Job:
Print the records again, character for character.

** Start Extracted entries **

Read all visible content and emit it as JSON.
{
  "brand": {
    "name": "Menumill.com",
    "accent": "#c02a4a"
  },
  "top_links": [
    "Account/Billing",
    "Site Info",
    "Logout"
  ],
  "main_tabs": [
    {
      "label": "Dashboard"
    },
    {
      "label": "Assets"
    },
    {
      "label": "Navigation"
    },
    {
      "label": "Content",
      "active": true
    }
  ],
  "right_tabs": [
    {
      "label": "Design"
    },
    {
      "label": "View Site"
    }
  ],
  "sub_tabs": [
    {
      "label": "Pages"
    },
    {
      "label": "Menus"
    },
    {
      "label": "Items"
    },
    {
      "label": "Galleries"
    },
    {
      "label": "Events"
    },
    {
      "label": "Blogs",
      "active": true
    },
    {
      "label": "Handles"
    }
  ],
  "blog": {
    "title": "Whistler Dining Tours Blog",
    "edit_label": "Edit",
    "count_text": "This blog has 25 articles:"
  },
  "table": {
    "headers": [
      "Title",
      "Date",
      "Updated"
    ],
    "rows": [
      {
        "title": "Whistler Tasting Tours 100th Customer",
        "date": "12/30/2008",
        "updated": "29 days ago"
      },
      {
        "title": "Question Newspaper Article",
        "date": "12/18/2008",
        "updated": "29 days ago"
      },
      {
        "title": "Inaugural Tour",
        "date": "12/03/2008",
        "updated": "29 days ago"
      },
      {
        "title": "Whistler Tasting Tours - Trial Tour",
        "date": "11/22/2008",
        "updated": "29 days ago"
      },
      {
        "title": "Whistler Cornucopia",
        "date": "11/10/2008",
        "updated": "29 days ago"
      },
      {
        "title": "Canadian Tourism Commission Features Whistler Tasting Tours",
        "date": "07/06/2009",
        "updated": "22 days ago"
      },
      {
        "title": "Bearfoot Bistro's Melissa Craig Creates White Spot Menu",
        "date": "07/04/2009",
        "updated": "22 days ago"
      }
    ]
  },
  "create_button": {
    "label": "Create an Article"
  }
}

** End Extracted entries **

Correct output:
Read all visible content and emit it as JSON.
{
  "brand": {
    "name": "Menumill.com",
    "accent": "#c02a4a"
  },
  "top_links": [
    "Account/Billing",
    "Site Info",
    "Logout"
  ],
  "main_tabs": [
    {
      "label": "Dashboard"
    },
    {
      "label": "Assets"
    },
    {
      "label": "Navigation"
    },
    {
      "label": "Content",
      "active": true
    }
  ],
  "right_tabs": [
    {
      "label": "Design"
    },
    {
      "label": "View Site"
    }
  ],
  "sub_tabs": [
    {
      "label": "Pages"
    },
    {
      "label": "Menus"
    },
    {
      "label": "Items"
    },
    {
      "label": "Galleries"
    },
    {
      "label": "Events"
    },
    {
      "label": "Blogs",
      "active": true
    },
    {
      "label": "Handles"
    }
  ],
  "blog": {
    "title": "Whistler Dining Tours Blog",
    "edit_label": "Edit",
    "count_text": "This blog has 25 articles:"
  },
  "table": {
    "headers": [
      "Title",
      "Date",
      "Updated"
    ],
    "rows": [
      {
        "title": "Whistler Tasting Tours 100th Customer",
        "date": "12/30/2008",
        "updated": "29 days ago"
      },
      {
        "title": "Question Newspaper Article",
        "date": "12/18/2008",
        "updated": "29 days ago"
      },
      {
        "title": "Inaugural Tour",
        "date": "12/03/2008",
        "updated": "29 days ago"
      },
      {
        "title": "Whistler Tasting Tours - Trial Tour",
        "date": "11/22/2008",
        "updated": "29 days ago"
      },
      {
        "title": "Whistler Cornucopia",
        "date": "11/10/2008",
        "updated": "29 days ago"
      },
      {
        "title": "Canadian Tourism Commission Features Whistler Tasting Tours",
        "date": "07/06/2009",
        "updated": "22 days ago"
      },
      {
        "title": "Bearfoot Bistro's Melissa Craig Creates White Spot Menu",
        "date": "07/04/2009",
        "updated": "22 days ago"
      }
    ]
  },
  "create_button": {
    "label": "Create an Article"
  }
}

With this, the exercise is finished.